Cavalo de TróiaPassagens escolhidas do livro "Espelhos/ Uma história quase universal", de Eduardo Galeano, que será publicado em breve. "É algo assim como uma história universal", explica o autor: "Confesso que sucumbi à tentação de contar alguns episódios da aventura humana no mundo, do ponto de vista dos que não apareceram na fotografia." Publicado originalmente no site da Carta Maior.

O herói

Como teria sido a guerra de Tróia contada do ponto de vista de um soldado anónimo? Um grego a pé, ignorado pelos deuses e desejado apenas pelos abutres que sobrevoam as batalhas? Um camponês armado em guerreiro, cantado por ninguém, por ninguém esculpido? Um homem qualquer, obrigado a matar e sem o menor interesse de morrer pelos olhos de Helena?

Teria pressentido esse soldado o que Eurípedes confirmou depois? Que Helena nunca esteve em Tróia, que somente a sua sombra esteve ali? Que dez anos de matanças ocorreram por uma túnica vazia?

E se esse soldado sobreviveu, o que lembrou?

Quem sabe.

Talvez o cheiro. O cheiro da dor, e simplesmente isso.

Três mil anos depois da queda de Tróia, os correspondentes de guerra Robert Fisk e Fran Sevilla contam que as guerras têm cheiro. Eles estiveram em várias, sofreram-nas por dentro, e conhecem esse cheiro de podridão, quente, doce, pegajoso, que se mete por todos os poros e se instala no corpo. É uma náusea que jamais te vai abandonar.

Americanos

Conta a história oficial que Vasco Núñez de Balboa foi o primeiro homem que viu, num cume do Panamá, os dois oceanos. Os que ali viviam, eram cegos?

Quem colocou seus primeiros nomes no milho e na batata e no tomate e no chocolate e nas montanhas e nos rios da América? Hernán Cortés, Francisco Pizarro? Os que ali viviam, eram mudos?

Os peregrinos do Mayflower ouviram: Deus dizia que a América era a Terra Prometida. Os que ali viviam, eram surdos?

Depois, os netos daqueles peregrinos do norte apoderaram-se do nome e de todo o resto. Agora, americanos são eles. Nós, que vivemos nas outras Américas, o que somos?

Fundação dos desaparecimentos

Milhares de mortos sem sepultura deambulam pela pampa argentina. São os desaparecidos da última ditadura militar.

A ditadura do general Videla aplicou em escala jamais vista o desaparecimento como arma de guerra. Aplicou, mas não inventou. Um século antes, o general Roca utilizou contra os índios esta obra prima da crueldade, que obriga cada morto a morrer várias vezes e que condena os seus queridos a ficarem loucos perseguindo sua sombra fugitiva.

• **TAREFA**
Copie sem alterações a parte do trecho acima que começa nas palavras que contêm "Depois, os netos" e termina em "sua sombra fugitiva.".

• **ENTRADAS**
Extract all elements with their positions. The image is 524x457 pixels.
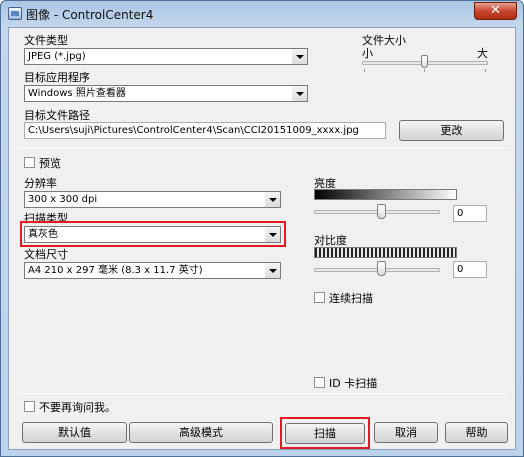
preview-label: 预览 — [39, 157, 61, 170]
target-path-value: C:\Users\suji\Pictures\ControlCenter4\Sc… — [28, 125, 359, 136]
contrast-label: 对比度 — [314, 234, 347, 247]
id-card-scan-checkbox[interactable] — [314, 377, 325, 388]
brightness-slider-thumb[interactable] — [377, 204, 386, 219]
default-button[interactable]: 默认值 — [22, 422, 127, 443]
file-type-value: JPEG (*.jpg) — [28, 51, 86, 62]
close-button[interactable]: ✕ — [474, 2, 517, 20]
target-app-label: 目标应用程序 — [24, 71, 90, 84]
window-title: 图像 - ControlCenter4 — [26, 8, 154, 22]
scan-dialog-window: 图像 - ControlCenter4 ✕ 文件类型 JPEG (*.jpg) … — [0, 0, 524, 457]
target-app-select[interactable]: Windows 照片查看器 — [24, 85, 308, 102]
resolution-value: 300 x 300 dpi — [28, 194, 98, 205]
id-card-scan-label: ID 卡扫描 — [329, 377, 378, 390]
brightness-value-field[interactable]: 0 — [453, 205, 487, 222]
target-path-label: 目标文件路径 — [24, 109, 90, 122]
file-size-max-label: 大 — [477, 47, 488, 60]
continuous-scan-checkbox[interactable] — [314, 292, 325, 303]
dont-ask-checkbox[interactable] — [24, 401, 35, 412]
file-size-slider-thumb[interactable] — [421, 55, 428, 68]
document-size-select[interactable]: A4 210 x 297 毫米 (8.3 x 11.7 英寸) — [24, 262, 281, 279]
app-icon — [8, 7, 22, 20]
scan-type-select[interactable]: 真灰色 — [24, 226, 281, 243]
scan-type-value: 真灰色 — [28, 229, 58, 240]
divider — [17, 147, 507, 148]
cancel-button[interactable]: 取消 — [374, 422, 438, 443]
resolution-select[interactable]: 300 x 300 dpi — [24, 191, 281, 208]
title-bar[interactable]: 图像 - ControlCenter4 ✕ — [1, 1, 523, 27]
dialog-client-area: 文件类型 JPEG (*.jpg) 文件大小 小 大 目标应用程序 Window… — [8, 27, 516, 450]
divider — [17, 393, 507, 394]
chevron-down-icon — [292, 86, 307, 101]
chevron-down-icon — [265, 192, 280, 207]
resolution-label: 分辨率 — [24, 177, 57, 190]
contrast-value-field[interactable]: 0 — [453, 261, 487, 278]
file-type-label: 文件类型 — [24, 34, 68, 47]
change-path-button[interactable]: 更改 — [399, 120, 504, 141]
advanced-mode-button[interactable]: 高级模式 — [129, 422, 273, 443]
target-path-field[interactable]: C:\Users\suji\Pictures\ControlCenter4\Sc… — [24, 122, 386, 139]
brightness-gradient-bar — [314, 189, 457, 200]
document-size-label: 文档尺寸 — [24, 248, 68, 261]
slider-tick — [424, 69, 425, 72]
file-type-select[interactable]: JPEG (*.jpg) — [24, 48, 308, 65]
help-button[interactable]: 帮助 — [445, 422, 508, 443]
document-size-value: A4 210 x 297 毫米 (8.3 x 11.7 英寸) — [28, 265, 203, 276]
contrast-slider-thumb[interactable] — [377, 261, 386, 276]
dont-ask-label: 不要再询问我。 — [39, 401, 116, 414]
slider-tick — [364, 69, 365, 72]
chevron-down-icon — [265, 227, 280, 242]
slider-tick — [485, 69, 486, 72]
chevron-down-icon — [265, 263, 280, 278]
file-size-min-label: 小 — [362, 47, 373, 60]
continuous-scan-label: 连续扫描 — [329, 292, 373, 305]
scan-button[interactable]: 扫描 — [285, 423, 365, 444]
contrast-pattern-bar — [314, 247, 457, 258]
target-app-value: Windows 照片查看器 — [28, 88, 126, 99]
preview-checkbox[interactable] — [24, 157, 35, 168]
scan-type-label: 扫描类型 — [24, 212, 68, 225]
chevron-down-icon — [292, 49, 307, 64]
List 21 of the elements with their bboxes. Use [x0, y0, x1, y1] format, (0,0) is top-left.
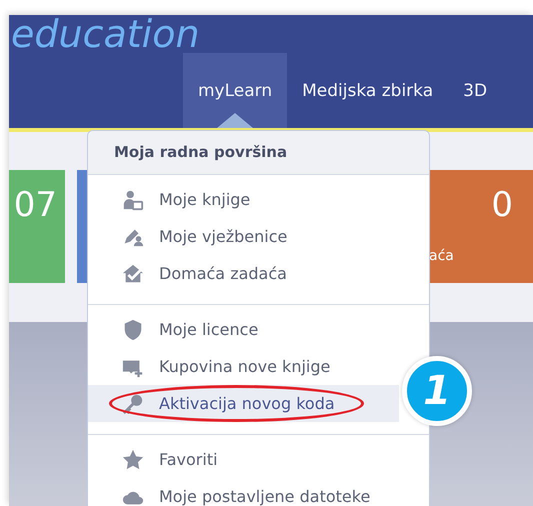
stat-value: 0 [491, 188, 513, 222]
nav-tab[interactable]: Medijska zbirka [287, 53, 448, 128]
menu-item[interactable]: Kupovina nove knjige [88, 348, 399, 385]
nav-tab[interactable]: 3D [448, 53, 502, 128]
stat-label: aća [429, 248, 454, 264]
logo-text: education [11, 15, 200, 53]
star-icon [122, 448, 144, 470]
menu-heading: Moja radna površina [88, 131, 429, 175]
shield-icon [122, 318, 144, 340]
menu-item[interactable]: Moje knjige [88, 181, 399, 218]
house-check-icon [122, 262, 144, 284]
key-icon [122, 392, 144, 414]
menu-item[interactable]: Favoriti [88, 441, 399, 478]
menu-item[interactable]: Moje licence [88, 311, 399, 348]
stat-value: 07 [14, 188, 57, 222]
menu-item[interactable]: Moje postavljene datoteke [88, 478, 399, 506]
nav-tab[interactable]: myLearn [183, 53, 288, 128]
person-book-icon [122, 188, 144, 210]
menu-item[interactable]: Domaća zadaća [88, 255, 399, 292]
menu-item[interactable]: Aktivacija novog koda [88, 385, 399, 422]
menu-item[interactable]: Moje vježbenice [88, 218, 399, 255]
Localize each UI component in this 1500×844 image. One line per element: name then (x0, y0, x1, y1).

• **RESULTADO DO EXERCÍCIO**
Depois, os netos daqueles peregrinos do norte apoderaram-se do nome e de todo o resto. Agora, americanos são eles. Nós, que vivemos nas outras Américas, o que somos?

Fundação dos desaparecimentos

Milhares de mortos sem sepultura deambulam pela pampa argentina. São os desaparecidos da última ditadura militar.

A ditadura do general Videla aplicou em escala jamais vista o desaparecimento como arma de guerra. Aplicou, mas não inventou. Um século antes, o general Roca utilizou contra os índios esta obra prima da crueldade, que obriga cada morto a morrer várias vezes e que condena os seus queridos a ficarem loucos perseguindo sua sombra fugitiva.